#### Written exercise:
Turn each line of the listing below into a row of a Markdown table with the columns Row and Entry, numbering the rows and skipping blank lines. Leave the pictures out of the table.

#### Input for this task:
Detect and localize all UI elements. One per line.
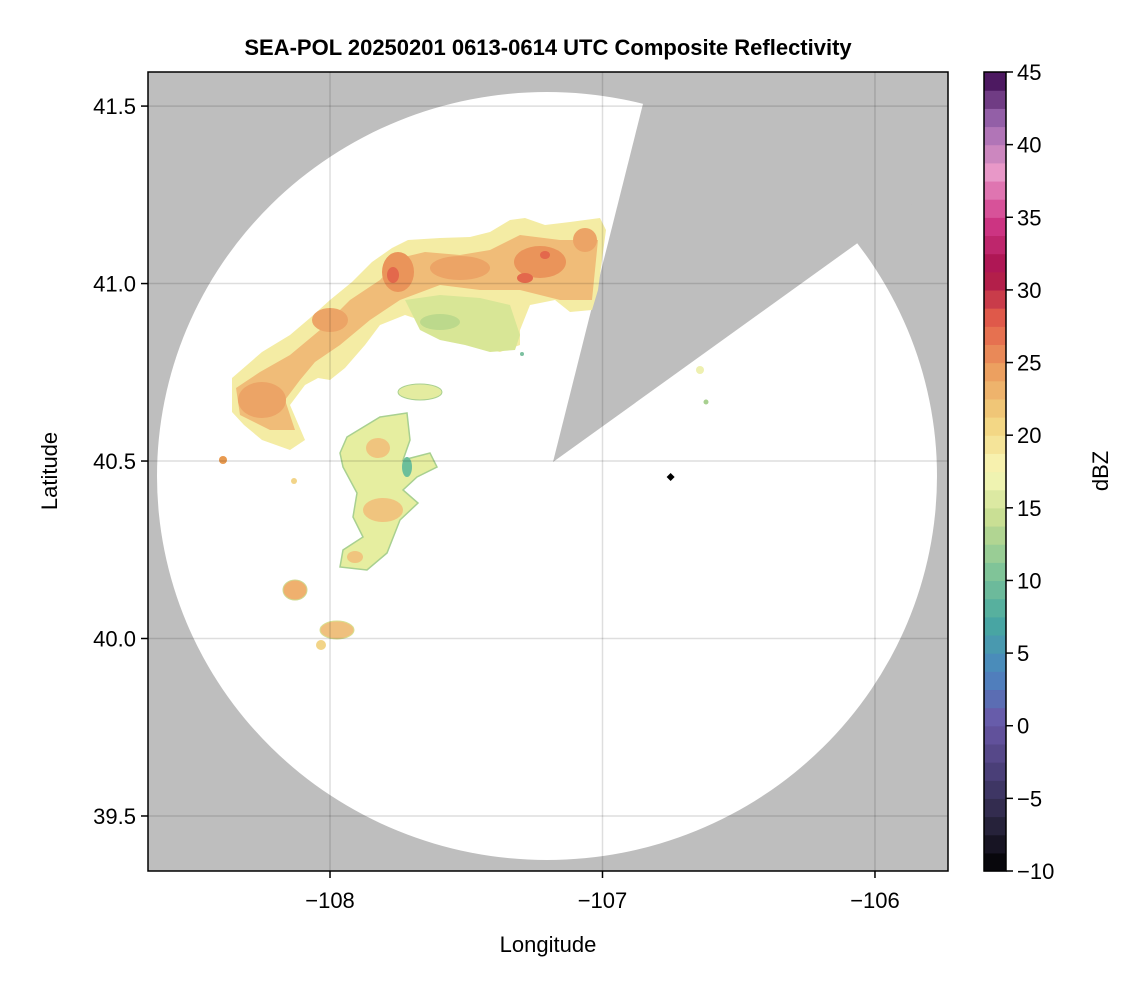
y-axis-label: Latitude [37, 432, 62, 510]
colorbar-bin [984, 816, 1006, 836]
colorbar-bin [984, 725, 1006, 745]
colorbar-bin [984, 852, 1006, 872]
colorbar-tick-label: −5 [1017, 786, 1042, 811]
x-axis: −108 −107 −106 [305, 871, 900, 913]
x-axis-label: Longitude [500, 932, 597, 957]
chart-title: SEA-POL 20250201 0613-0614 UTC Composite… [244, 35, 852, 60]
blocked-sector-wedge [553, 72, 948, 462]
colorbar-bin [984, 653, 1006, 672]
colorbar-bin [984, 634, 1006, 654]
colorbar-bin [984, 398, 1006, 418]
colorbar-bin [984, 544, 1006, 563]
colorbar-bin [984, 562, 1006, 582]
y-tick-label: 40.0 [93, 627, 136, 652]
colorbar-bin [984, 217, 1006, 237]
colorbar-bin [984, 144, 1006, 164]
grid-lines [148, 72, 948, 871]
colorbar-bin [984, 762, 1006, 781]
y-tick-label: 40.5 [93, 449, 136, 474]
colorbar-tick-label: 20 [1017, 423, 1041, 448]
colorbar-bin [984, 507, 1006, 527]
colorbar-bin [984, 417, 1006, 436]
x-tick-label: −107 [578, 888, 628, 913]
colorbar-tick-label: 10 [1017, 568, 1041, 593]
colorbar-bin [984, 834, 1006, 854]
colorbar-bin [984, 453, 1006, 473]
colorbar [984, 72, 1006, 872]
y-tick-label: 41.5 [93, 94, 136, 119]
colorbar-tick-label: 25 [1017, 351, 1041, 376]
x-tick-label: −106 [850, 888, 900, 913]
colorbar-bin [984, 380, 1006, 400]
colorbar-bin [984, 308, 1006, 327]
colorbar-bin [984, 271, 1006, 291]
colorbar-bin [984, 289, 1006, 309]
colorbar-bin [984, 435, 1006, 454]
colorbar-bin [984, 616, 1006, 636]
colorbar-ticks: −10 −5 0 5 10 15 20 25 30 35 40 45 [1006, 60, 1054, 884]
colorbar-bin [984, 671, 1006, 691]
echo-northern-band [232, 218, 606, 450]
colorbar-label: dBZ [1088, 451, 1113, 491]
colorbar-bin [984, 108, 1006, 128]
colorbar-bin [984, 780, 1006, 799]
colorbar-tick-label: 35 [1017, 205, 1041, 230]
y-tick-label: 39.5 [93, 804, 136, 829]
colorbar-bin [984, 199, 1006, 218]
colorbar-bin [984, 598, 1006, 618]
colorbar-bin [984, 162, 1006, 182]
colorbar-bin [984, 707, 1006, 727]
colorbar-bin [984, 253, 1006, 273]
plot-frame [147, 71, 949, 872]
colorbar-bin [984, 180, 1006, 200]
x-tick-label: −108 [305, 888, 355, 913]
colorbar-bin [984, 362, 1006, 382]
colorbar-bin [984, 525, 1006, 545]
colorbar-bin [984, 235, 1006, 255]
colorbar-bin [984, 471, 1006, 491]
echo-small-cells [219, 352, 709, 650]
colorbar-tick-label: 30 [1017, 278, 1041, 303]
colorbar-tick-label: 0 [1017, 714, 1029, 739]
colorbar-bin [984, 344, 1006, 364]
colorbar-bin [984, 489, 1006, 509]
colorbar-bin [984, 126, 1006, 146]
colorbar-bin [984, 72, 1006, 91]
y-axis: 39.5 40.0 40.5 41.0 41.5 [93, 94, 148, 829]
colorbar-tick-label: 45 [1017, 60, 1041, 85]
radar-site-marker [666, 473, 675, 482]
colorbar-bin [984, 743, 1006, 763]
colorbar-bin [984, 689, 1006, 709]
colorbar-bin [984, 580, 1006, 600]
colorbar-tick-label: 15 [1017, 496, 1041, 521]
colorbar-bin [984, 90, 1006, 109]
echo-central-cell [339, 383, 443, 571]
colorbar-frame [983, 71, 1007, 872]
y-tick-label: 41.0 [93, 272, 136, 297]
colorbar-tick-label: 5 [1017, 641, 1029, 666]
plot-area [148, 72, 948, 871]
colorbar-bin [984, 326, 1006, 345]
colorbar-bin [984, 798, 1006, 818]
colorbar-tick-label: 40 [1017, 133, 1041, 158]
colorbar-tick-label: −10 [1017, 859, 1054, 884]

#### Solution to this exercise:
| Row | Entry |
|---|---|
| 1 | Detect and localize all UI elements. One per line. |
| 2 | y-axis-label: Latitude [37, 432, 62, 510] |
| 3 | colorbar-bin [984, 816, 1006, 836] |
| 4 | colorbar-bin [984, 725, 1006, 745] |
| 5 | colorbar-bin [984, 852, 1006, 872] |
| 6 | colorbar-tick-label: −5 [1017, 786, 1042, 811] |
| 7 | x-axis: −108 −107 −106 [305, 871, 900, 913] |
| 8 | x-axis-label: Longitude [500, 932, 597, 957] |
| 9 | chart-title: SEA-POL 20250201 0613-0614 UTC Composite… [244, 35, 852, 60] |
| 10 | blocked-sector-wedge [553, 72, 948, 462] |
| 11 | colorbar-bin [984, 653, 1006, 672] |
| 12 | colorbar-bin [984, 634, 1006, 654] |
| 13 | colorbar-bin [984, 398, 1006, 418] |
| 14 | colorbar-bin [984, 544, 1006, 563] |
| 15 | colorbar-bin [984, 562, 1006, 582] |
| 16 | y-tick-label: 40.0 [93, 627, 136, 652] |
| 17 | colorbar-bin [984, 217, 1006, 237] |
| 18 | colorbar-bin [984, 144, 1006, 164] |
| 19 | grid-lines [148, 72, 948, 871] |
| 20 | colorbar-bin [984, 762, 1006, 781] |
| 21 | y-tick-label: 40.5 [93, 449, 136, 474] |
| 22 | colorbar-tick-label: 20 [1017, 423, 1041, 448] |
| 23 | colorbar-bin [984, 507, 1006, 527] |
| 24 | colorbar-bin [984, 417, 1006, 436] |
| 25 | x-tick-label: −107 [578, 888, 628, 913] |
| 26 | colorbar-tick-label: 10 [1017, 568, 1041, 593] |
| 27 | colorbar-bin [984, 834, 1006, 854] |
| 28 | colorbar-bin [984, 453, 1006, 473] |
| 29 | colorbar [984, 72, 1006, 872] |
| 30 | y-tick-label: 41.5 [93, 94, 136, 119] |
| 31 | colorbar-tick-label: 25 [1017, 351, 1041, 376] |
| 32 | x-tick-label: −106 [850, 888, 900, 913] |
| 33 | colorbar-bin [984, 380, 1006, 400] |
| 34 | colorbar-bin [984, 308, 1006, 327] |
| 35 | colorbar-bin [984, 271, 1006, 291] |
| 36 | colorbar-bin [984, 289, 1006, 309] |
| 37 | colorbar-bin [984, 435, 1006, 454] |
| 38 | colorbar-bin [984, 616, 1006, 636] |
| 39 | colorbar-ticks: −10 −5 0 5 10 15 20 25 30 35 40 45 [1006, 60, 1054, 884] |
| 40 | colorbar-bin [984, 671, 1006, 691] |
| 41 | echo-northern-band [232, 218, 606, 450] |
| 42 | colorbar-label: dBZ [1088, 451, 1113, 491] |
| 43 | colorbar-bin [984, 108, 1006, 128] |
| 44 | colorbar-bin [984, 780, 1006, 799] |
| 45 | colorbar-tick-label: 35 [1017, 205, 1041, 230] |
| 46 | y-tick-label: 39.5 [93, 804, 136, 829] |
| 47 | colorbar-bin [984, 199, 1006, 218] |
| 48 | colorbar-bin [984, 598, 1006, 618] |
| 49 | colorbar-bin [984, 162, 1006, 182] |
| 50 | colorbar-bin [984, 707, 1006, 727] |
| 51 | colorbar-bin [984, 253, 1006, 273] |
| 52 | plot-frame [147, 71, 949, 872] |
| 53 | colorbar-bin [984, 180, 1006, 200] |
| 54 | x-tick-label: −108 [305, 888, 355, 913] |
| 55 | colorbar-bin [984, 362, 1006, 382] |
| 56 | colorbar-bin [984, 525, 1006, 545] |
| 57 | colorbar-bin [984, 235, 1006, 255] |
| 58 | colorbar-bin [984, 471, 1006, 491] |
| 59 | echo-small-cells [219, 352, 709, 650] |
| 60 | colorbar-tick-label: 30 [1017, 278, 1041, 303] |
| 61 | colorbar-tick-label: 0 [1017, 714, 1029, 739] |
| 62 | colorbar-bin [984, 344, 1006, 364] |
| 63 | colorbar-bin [984, 489, 1006, 509] |
| 64 | colorbar-bin [984, 126, 1006, 146] |
| 65 | colorbar-bin [984, 72, 1006, 91] |
| 66 | y-axis: 39.5 40.0 40.5 41.0 41.5 [93, 94, 148, 829] |
| 67 | colorbar-tick-label: 45 [1017, 60, 1041, 85] |
| 68 | radar-site-marker [666, 473, 675, 482] |
| 69 | colorbar-bin [984, 743, 1006, 763] |
| 70 | colorbar-bin [984, 689, 1006, 709] |
| 71 | colorbar-bin [984, 580, 1006, 600] |
| 72 | colorbar-tick-label: 15 [1017, 496, 1041, 521] |
| 73 | colorbar-bin [984, 90, 1006, 109] |
| 74 | echo-central-cell [339, 383, 443, 571] |
| 75 | colorbar-frame [983, 71, 1007, 872] |
| 76 | y-tick-label: 41.0 [93, 272, 136, 297] |
| 77 | colorbar-tick-label: 5 [1017, 641, 1029, 666] |
| 78 | plot-area [148, 72, 948, 871] |
| 79 | colorbar-bin [984, 326, 1006, 345] |
| 80 | colorbar-bin [984, 798, 1006, 818] |
| 81 | colorbar-tick-label: 40 [1017, 133, 1041, 158] |
| 82 | colorbar-tick-label: −10 [1017, 859, 1054, 884] |